Aim of the task – Make an exact copy of all the entries below, with the pictures left out.

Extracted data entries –

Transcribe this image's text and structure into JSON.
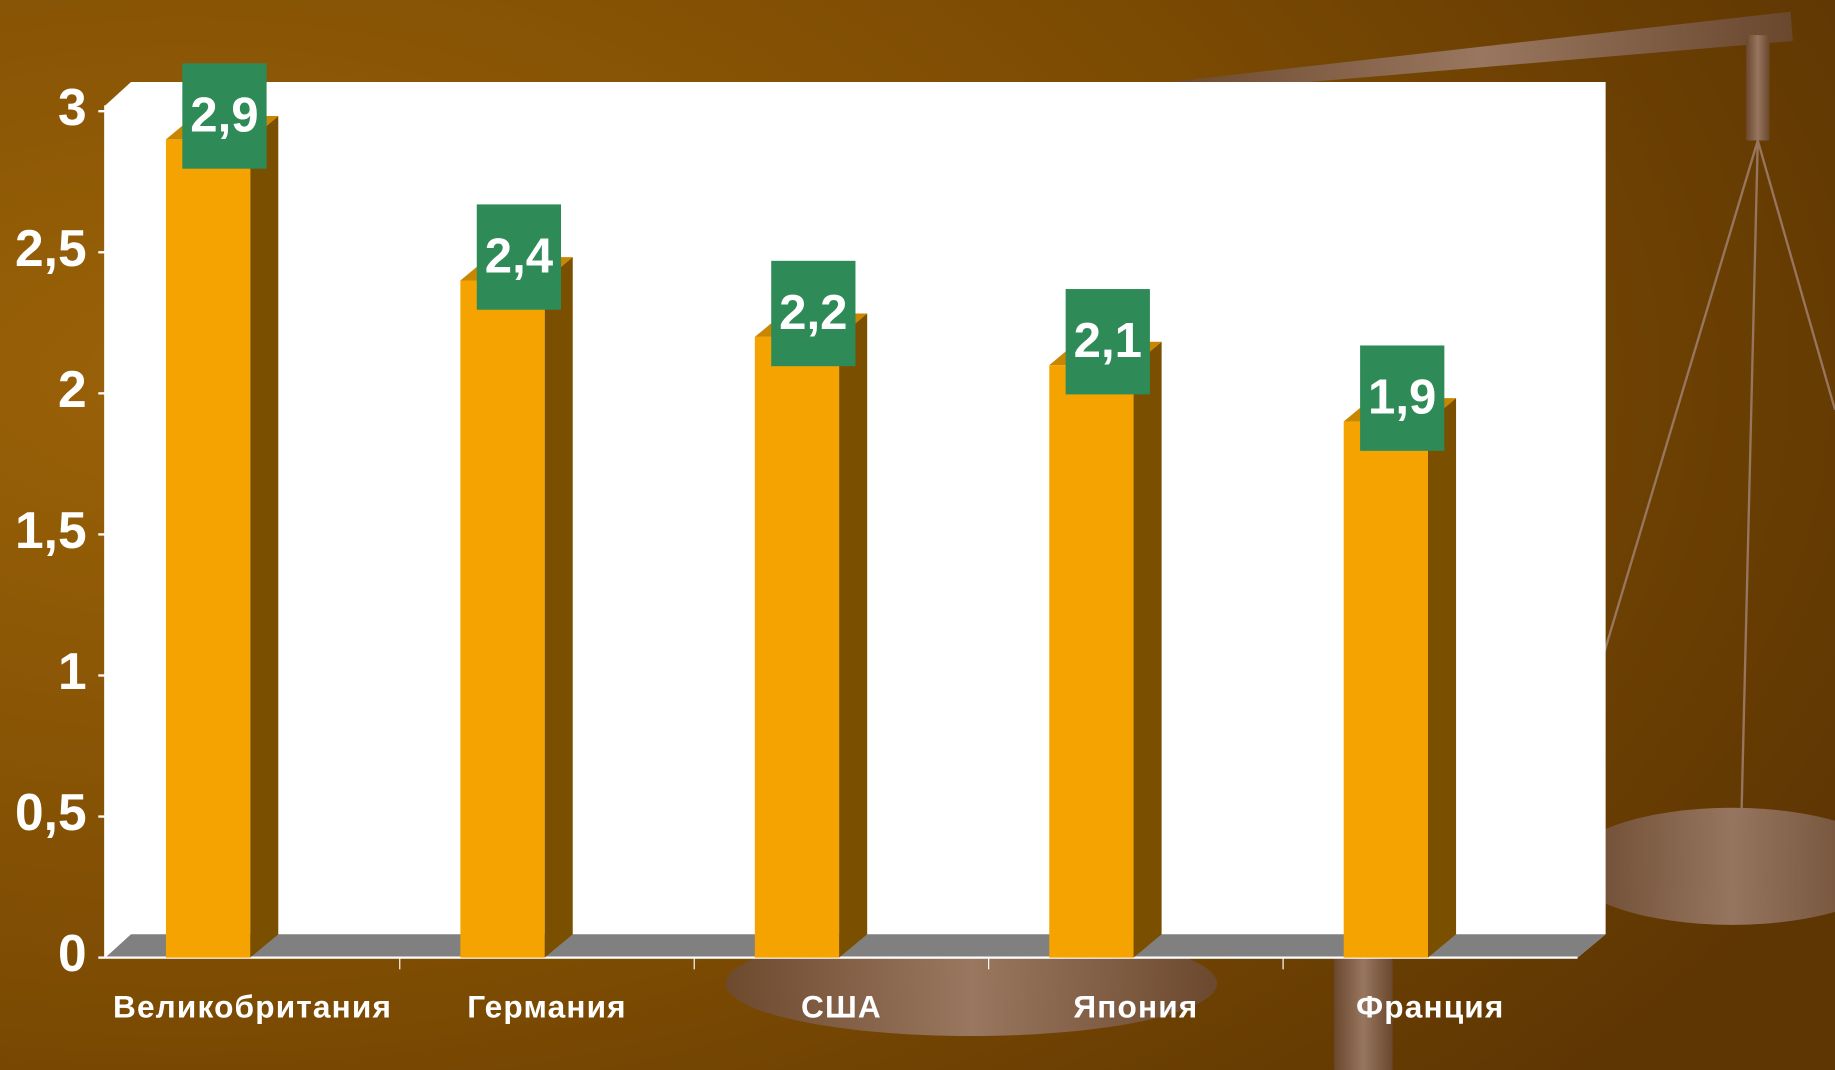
{
  "chart_data": {
    "type": "bar",
    "categories": [
      "Великобритания",
      "Германия",
      "США",
      "Япония",
      "Франция"
    ],
    "values": [
      2.9,
      2.4,
      2.2,
      2.1,
      1.9
    ],
    "value_labels": [
      "2,9",
      "2,4",
      "2,2",
      "2,1",
      "1,9"
    ],
    "color": "#f5a300",
    "label_color": "#2e8b57",
    "ylim": [
      0,
      3
    ],
    "yticks": [
      0,
      {
        "value": 0.5,
        "label": "0,5"
      },
      1,
      {
        "value": 1.5,
        "label": "1,5"
      },
      2,
      {
        "value": 2.5,
        "label": "2,5"
      },
      3
    ]
  }
}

Finished exercise –
Transcribe this image's text and structure into JSON.
{
  "chart_data": {
    "type": "bar",
    "categories": [
      "Великобритания",
      "Германия",
      "США",
      "Япония",
      "Франция"
    ],
    "values": [
      2.9,
      2.4,
      2.2,
      2.1,
      1.9
    ],
    "value_labels": [
      "2,9",
      "2,4",
      "2,2",
      "2,1",
      "1,9"
    ],
    "color": "#f5a300",
    "label_color": "#2e8b57",
    "ylim": [
      0,
      3
    ],
    "yticks": [
      0,
      {
        "value": 0.5,
        "label": "0,5"
      },
      1,
      {
        "value": 1.5,
        "label": "1,5"
      },
      2,
      {
        "value": 2.5,
        "label": "2,5"
      },
      3
    ]
  }
}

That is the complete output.